The problem: Search the material for the string "Thomas" and copy each line where it occurs.

Recorded information:
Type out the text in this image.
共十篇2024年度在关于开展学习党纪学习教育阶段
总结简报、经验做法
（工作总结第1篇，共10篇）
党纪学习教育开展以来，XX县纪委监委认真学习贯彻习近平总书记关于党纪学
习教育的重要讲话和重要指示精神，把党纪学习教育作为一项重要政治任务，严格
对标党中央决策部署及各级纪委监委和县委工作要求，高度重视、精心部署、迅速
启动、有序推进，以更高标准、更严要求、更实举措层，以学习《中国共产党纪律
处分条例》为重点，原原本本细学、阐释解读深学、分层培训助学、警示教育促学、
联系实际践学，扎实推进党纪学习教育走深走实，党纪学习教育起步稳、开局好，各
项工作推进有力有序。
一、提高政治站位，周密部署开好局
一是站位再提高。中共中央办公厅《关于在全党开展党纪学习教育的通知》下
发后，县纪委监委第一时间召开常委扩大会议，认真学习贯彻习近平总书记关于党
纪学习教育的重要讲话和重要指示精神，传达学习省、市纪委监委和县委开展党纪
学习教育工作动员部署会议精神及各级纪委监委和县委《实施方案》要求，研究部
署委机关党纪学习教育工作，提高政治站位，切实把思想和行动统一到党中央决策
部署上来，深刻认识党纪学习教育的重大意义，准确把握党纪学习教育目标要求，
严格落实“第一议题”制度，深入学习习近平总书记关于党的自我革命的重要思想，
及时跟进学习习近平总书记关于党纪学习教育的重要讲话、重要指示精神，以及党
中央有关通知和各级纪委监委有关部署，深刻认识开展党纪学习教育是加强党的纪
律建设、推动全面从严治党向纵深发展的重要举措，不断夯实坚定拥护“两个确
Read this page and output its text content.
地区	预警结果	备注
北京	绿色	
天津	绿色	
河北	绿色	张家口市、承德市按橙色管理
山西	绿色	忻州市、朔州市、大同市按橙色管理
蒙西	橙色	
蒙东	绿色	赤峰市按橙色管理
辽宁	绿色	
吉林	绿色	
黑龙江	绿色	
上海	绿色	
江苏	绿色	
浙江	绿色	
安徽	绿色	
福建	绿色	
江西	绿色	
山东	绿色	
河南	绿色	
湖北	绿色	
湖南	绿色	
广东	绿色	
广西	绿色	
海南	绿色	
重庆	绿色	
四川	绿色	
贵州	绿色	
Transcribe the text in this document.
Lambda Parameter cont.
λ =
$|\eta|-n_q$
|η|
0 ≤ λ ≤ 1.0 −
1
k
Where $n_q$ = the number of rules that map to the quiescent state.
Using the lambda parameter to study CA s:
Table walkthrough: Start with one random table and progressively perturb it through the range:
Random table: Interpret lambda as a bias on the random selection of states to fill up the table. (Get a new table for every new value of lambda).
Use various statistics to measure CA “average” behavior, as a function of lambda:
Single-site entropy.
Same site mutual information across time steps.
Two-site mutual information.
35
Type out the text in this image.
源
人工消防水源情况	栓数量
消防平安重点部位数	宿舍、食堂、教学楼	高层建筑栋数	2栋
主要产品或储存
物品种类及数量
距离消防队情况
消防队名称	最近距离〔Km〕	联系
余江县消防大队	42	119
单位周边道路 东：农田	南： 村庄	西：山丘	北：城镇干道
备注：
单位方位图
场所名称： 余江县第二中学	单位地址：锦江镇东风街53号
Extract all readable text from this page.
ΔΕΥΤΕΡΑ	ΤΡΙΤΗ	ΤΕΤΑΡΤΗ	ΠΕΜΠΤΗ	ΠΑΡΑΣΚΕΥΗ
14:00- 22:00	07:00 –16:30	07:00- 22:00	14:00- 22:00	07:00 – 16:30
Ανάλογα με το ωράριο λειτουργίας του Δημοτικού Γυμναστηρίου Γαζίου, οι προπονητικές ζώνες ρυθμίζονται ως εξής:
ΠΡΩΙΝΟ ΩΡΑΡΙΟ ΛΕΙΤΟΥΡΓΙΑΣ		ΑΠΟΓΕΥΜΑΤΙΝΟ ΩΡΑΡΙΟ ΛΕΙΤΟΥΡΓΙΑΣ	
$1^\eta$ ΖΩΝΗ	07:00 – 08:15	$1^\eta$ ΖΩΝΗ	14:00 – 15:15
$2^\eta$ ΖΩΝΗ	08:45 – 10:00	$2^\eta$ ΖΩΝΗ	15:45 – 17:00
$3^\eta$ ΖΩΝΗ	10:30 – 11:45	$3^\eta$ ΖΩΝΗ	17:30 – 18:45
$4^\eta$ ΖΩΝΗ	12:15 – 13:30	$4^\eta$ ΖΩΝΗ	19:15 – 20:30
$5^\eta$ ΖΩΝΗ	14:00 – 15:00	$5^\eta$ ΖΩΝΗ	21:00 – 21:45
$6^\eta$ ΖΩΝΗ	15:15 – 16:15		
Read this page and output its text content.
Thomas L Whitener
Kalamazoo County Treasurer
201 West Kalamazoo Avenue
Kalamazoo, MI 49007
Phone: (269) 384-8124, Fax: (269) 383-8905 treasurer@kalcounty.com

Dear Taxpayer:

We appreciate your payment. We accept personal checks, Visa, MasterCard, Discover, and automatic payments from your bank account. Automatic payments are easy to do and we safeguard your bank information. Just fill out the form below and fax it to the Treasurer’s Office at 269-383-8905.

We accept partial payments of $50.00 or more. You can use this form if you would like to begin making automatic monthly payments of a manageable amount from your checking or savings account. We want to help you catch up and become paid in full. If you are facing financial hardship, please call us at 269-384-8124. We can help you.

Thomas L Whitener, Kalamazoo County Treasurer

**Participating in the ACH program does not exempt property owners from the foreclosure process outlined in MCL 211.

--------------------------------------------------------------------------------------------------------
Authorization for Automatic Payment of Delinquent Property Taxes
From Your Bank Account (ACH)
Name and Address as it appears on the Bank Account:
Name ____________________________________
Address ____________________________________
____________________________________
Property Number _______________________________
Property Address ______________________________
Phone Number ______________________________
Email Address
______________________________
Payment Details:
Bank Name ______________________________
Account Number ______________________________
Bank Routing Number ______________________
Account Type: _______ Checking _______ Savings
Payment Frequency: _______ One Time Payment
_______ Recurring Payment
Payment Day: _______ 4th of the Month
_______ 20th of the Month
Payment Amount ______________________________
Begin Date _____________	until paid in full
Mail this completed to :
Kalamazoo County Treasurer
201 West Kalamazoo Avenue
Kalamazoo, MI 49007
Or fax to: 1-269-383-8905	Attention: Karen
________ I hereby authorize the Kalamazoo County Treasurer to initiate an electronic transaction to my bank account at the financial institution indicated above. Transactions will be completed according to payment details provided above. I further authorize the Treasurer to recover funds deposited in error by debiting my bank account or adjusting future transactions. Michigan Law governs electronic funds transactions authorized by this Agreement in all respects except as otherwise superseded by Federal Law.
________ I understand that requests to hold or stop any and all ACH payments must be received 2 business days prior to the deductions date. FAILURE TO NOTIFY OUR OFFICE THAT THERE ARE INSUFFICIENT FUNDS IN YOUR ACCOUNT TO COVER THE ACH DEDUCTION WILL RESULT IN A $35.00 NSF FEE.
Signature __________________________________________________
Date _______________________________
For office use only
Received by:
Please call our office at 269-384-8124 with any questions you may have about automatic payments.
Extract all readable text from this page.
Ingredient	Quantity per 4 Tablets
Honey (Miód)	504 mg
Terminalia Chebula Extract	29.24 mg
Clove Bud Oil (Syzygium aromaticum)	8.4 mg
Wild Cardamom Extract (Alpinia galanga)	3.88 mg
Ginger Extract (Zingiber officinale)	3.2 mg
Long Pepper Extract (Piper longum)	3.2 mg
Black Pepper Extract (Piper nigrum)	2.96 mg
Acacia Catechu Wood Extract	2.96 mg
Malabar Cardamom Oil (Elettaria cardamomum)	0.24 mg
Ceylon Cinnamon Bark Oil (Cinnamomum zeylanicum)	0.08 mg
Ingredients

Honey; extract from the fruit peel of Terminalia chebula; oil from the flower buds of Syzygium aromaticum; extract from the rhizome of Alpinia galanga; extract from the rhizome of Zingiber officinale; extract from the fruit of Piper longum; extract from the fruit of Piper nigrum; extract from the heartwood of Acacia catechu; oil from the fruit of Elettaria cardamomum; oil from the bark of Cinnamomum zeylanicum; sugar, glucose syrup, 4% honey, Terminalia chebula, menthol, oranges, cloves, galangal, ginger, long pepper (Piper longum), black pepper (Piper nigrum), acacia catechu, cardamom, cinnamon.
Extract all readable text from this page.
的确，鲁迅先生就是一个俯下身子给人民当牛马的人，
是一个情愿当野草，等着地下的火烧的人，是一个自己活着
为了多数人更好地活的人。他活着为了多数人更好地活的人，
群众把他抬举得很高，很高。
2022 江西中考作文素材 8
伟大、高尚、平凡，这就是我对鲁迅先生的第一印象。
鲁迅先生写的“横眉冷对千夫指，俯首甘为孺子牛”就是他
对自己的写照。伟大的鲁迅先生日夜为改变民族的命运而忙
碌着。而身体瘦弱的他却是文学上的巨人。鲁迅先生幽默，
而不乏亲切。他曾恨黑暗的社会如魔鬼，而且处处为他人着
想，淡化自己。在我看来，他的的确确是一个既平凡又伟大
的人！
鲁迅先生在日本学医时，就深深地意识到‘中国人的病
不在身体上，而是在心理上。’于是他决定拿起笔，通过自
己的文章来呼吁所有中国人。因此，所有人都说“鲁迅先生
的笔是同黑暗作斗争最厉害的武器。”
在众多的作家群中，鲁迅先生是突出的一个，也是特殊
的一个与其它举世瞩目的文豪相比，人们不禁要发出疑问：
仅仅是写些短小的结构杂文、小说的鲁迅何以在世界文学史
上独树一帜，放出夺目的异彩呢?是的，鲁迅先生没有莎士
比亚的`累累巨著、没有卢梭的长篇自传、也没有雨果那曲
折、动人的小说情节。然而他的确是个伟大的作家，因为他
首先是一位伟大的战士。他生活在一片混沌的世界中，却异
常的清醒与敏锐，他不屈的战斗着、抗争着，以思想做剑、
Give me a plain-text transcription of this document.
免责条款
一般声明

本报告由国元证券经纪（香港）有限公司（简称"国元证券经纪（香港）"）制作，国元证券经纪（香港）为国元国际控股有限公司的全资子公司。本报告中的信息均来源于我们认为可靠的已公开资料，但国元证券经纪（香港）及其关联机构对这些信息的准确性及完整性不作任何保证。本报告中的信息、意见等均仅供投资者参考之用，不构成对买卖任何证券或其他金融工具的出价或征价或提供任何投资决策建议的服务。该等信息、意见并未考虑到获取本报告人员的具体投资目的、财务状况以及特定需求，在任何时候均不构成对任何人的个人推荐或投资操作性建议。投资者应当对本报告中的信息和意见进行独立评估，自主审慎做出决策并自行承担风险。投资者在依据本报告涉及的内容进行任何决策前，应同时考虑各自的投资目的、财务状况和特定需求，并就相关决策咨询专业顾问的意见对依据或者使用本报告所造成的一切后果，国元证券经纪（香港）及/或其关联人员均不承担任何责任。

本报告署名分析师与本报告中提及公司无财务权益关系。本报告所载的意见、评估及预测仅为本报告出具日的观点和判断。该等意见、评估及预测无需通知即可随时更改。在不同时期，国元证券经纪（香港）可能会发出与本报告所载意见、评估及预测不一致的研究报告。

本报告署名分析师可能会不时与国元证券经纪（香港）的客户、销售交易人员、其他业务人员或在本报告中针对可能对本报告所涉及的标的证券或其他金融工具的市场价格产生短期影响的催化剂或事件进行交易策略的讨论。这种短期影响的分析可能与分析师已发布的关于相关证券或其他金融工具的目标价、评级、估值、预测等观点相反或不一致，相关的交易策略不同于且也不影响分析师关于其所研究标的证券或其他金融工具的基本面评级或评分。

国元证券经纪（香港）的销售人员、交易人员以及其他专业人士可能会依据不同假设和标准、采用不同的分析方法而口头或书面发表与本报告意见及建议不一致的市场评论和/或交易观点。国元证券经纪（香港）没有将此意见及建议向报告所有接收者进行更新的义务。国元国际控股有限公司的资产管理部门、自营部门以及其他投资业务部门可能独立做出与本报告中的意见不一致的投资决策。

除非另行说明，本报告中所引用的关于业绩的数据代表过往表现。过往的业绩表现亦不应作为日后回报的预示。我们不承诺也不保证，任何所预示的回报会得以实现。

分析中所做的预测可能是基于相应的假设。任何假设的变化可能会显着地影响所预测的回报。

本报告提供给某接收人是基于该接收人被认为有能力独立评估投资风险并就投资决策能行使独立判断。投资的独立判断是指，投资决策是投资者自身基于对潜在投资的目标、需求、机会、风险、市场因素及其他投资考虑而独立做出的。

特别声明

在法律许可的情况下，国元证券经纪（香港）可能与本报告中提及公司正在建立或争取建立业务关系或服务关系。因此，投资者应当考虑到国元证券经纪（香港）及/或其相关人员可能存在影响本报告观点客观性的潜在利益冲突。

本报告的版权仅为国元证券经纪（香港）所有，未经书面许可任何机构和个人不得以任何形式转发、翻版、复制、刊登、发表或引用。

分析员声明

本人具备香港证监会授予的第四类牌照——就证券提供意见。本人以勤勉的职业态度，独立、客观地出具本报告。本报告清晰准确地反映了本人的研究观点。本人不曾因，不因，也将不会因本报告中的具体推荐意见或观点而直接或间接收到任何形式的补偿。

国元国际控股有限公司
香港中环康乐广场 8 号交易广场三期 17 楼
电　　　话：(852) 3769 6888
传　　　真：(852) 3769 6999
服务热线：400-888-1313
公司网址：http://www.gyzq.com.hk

Exercise answer:
Thomas L Whitener
Thomas L Whitener, Kalamazoo County Treasurer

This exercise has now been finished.